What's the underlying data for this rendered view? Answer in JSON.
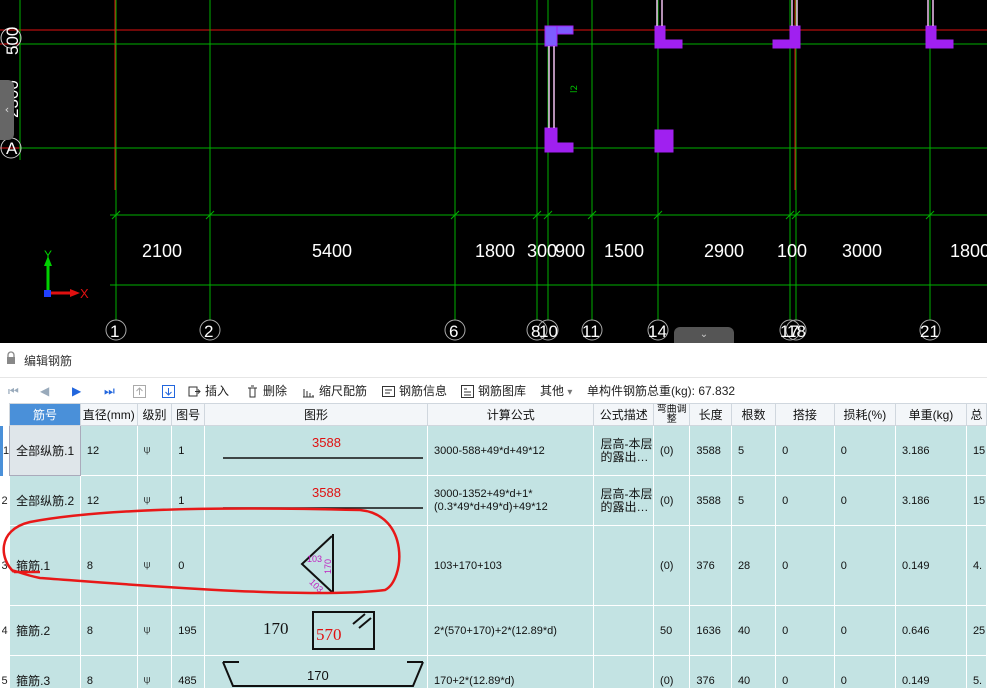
{
  "cad": {
    "axis_labels_left": [
      "500",
      "2300",
      "A"
    ],
    "axis_numbers": [
      "1",
      "2",
      "6",
      "8",
      "10",
      "11",
      "14",
      "17",
      "18",
      "21"
    ],
    "dimensions": [
      "2100",
      "5400",
      "1800",
      "300",
      "900",
      "1500",
      "2900",
      "100",
      "3000",
      "1800"
    ],
    "coord_x_label": "X",
    "coord_y_label": "Y",
    "collapse_tab_glyph": "⌄",
    "left_collapse_glyph": "‹",
    "colors": {
      "grid_green": "#00b000",
      "axis_red": "#e01010",
      "rebar_purple": "#a020f0",
      "background": "#000000"
    }
  },
  "panel": {
    "title": "编辑钢筋",
    "lock_icon": "lock-icon"
  },
  "toolbar": {
    "nav_first": "⏮",
    "nav_prev": "◀",
    "nav_next": "▶",
    "nav_last": "⏭",
    "insert": "插入",
    "delete": "删除",
    "scale_rebar": "缩尺配筋",
    "rebar_info": "钢筋信息",
    "rebar_library": "钢筋图库",
    "other": "其他",
    "other_arrow": "▾",
    "total_weight_label": "单构件钢筋总重(kg): 67.832"
  },
  "table": {
    "headers": [
      "筋号",
      "直径(mm)",
      "级别",
      "图号",
      "图形",
      "计算公式",
      "公式描述",
      "弯曲调整",
      "长度",
      "根数",
      "搭接",
      "损耗(%)",
      "单重(kg)",
      "总"
    ],
    "rows": [
      {
        "num": "1",
        "name": "全部纵筋.1",
        "dia": "12",
        "grade": "⍦",
        "fig": "1",
        "fig_label": "3588",
        "formula": "3000-588+49*d+49*12",
        "desc": "层高-本层的露出…",
        "bend": "(0)",
        "length": "3588",
        "count": "5",
        "lap": "0",
        "loss": "0",
        "unit": "3.186",
        "total": "15"
      },
      {
        "num": "2",
        "name": "全部纵筋.2",
        "dia": "12",
        "grade": "⍦",
        "fig": "1",
        "fig_label": "3588",
        "formula": "3000-1352+49*d+1*(0.3*49*d+49*d)+49*12",
        "desc": "层高-本层的露出…",
        "bend": "(0)",
        "length": "3588",
        "count": "5",
        "lap": "0",
        "loss": "0",
        "unit": "3.186",
        "total": "15"
      },
      {
        "num": "3",
        "name": "箍筋.1",
        "dia": "8",
        "grade": "⍦",
        "fig": "0",
        "fig_label": "103",
        "fig_label2": "170",
        "fig_label3": "103",
        "formula": "103+170+103",
        "desc": "",
        "bend": "(0)",
        "length": "376",
        "count": "28",
        "lap": "0",
        "loss": "0",
        "unit": "0.149",
        "total": "4."
      },
      {
        "num": "4",
        "name": "箍筋.2",
        "dia": "8",
        "grade": "⍦",
        "fig": "195",
        "fig_label": "170",
        "fig_label2": "570",
        "formula": "2*(570+170)+2*(12.89*d)",
        "desc": "",
        "bend": "50",
        "length": "1636",
        "count": "40",
        "lap": "0",
        "loss": "0",
        "unit": "0.646",
        "total": "25"
      },
      {
        "num": "5",
        "name": "箍筋.3",
        "dia": "8",
        "grade": "⍦",
        "fig": "485",
        "fig_label": "170",
        "formula": "170+2*(12.89*d)",
        "desc": "",
        "bend": "(0)",
        "length": "376",
        "count": "40",
        "lap": "0",
        "loss": "0",
        "unit": "0.149",
        "total": "5."
      }
    ]
  }
}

▬▬▬▬▬▬

Exercise description
What is the number of lines that hold the string "name"? Give it alone.

Exercise output
5